This matter is before the Court on Plaintiff's Motion for Summary Judgment, and on the
Cross-motion for Summary Judgment filed by the AG Shareholder Group (the Group). Plaintiff
is the court-appointed Receiver for Associated Grocers of Maine, Inc. (AGME), Defendant P &
L Country Market is a corporation located in Dexter, Maine, and is a former member and
customer of AGME. The Group constitutes approximately 30 other former members and
customers of AGME, which are parties to similar actions commenced by the Receiver.
The parties filed the motions in accordance with the Court's May 3, 2012, Scheduling
Order, by which the Court, after a conference with the parties, authorized discovery and the
filing of the pending motions on the following issue: whether Defendant is entitled to a setoff, in
the amount of the value of Defendant's capital account, against the amount claimed by Plaintiff. 1
1 Because the "issue" is central to the many similar actions involving the Receiver and members of the Group, the Court permitted the members of the Group to participate in the discovery related to the pending motions, and authorized the Group and the Defendant to file joint memoranda in connection with the motions. Factual Background
AGME is a Maine business corporation that distributed grocery-related products to
independent retailers throughout New England. In accordance with its Bylaws, AGME would
enter into Membership Agreements with various retailers. Upon execution of the Membership
Agreement, a retailer would become a customer and shareholder of AGME. After becoming a
member of AGME, a party could purchase product from AGME provided that the member
establish a Capital Account based on a "factor" established by AGME. Typically, the capital
account would be funded to the level of the "factor" through a 1% surcharge that was assessed
on AGME's sales to its members.

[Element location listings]
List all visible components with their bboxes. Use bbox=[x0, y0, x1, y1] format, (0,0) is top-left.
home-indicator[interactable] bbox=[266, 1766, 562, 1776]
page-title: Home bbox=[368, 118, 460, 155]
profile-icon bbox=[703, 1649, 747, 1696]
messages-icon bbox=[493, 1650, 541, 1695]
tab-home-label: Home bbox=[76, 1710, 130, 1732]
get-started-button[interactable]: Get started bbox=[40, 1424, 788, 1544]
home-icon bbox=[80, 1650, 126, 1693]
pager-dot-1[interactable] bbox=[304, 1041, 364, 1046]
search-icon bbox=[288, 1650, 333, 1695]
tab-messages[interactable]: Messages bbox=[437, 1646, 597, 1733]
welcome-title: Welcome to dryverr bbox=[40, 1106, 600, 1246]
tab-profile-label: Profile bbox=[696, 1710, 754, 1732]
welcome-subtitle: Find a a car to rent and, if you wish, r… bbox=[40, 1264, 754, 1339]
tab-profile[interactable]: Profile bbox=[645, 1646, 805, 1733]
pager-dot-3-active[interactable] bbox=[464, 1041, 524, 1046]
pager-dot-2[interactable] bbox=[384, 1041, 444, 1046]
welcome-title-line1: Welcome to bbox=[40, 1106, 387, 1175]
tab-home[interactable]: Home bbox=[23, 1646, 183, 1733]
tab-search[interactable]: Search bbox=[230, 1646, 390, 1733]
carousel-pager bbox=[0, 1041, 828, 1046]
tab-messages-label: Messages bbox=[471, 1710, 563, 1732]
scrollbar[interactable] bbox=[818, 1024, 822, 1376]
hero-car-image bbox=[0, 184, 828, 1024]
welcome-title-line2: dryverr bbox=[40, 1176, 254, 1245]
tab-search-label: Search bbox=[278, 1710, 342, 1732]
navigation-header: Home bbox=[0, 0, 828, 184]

[WHAT THE EXERCISE ASKS]
Using the court opinion above, answer the following questions:
1. In what town and state is Defendant P & L Country Market located?
2. On what date did the Court issue its Scheduling Order?
3. How was a member's capital account typically funded to the level of the "factor"?

[THE REPLY]
1. Dexter, Maine.
2. May 3, 2012.
3. Through a 1% surcharge assessed on AGME's sales to its members.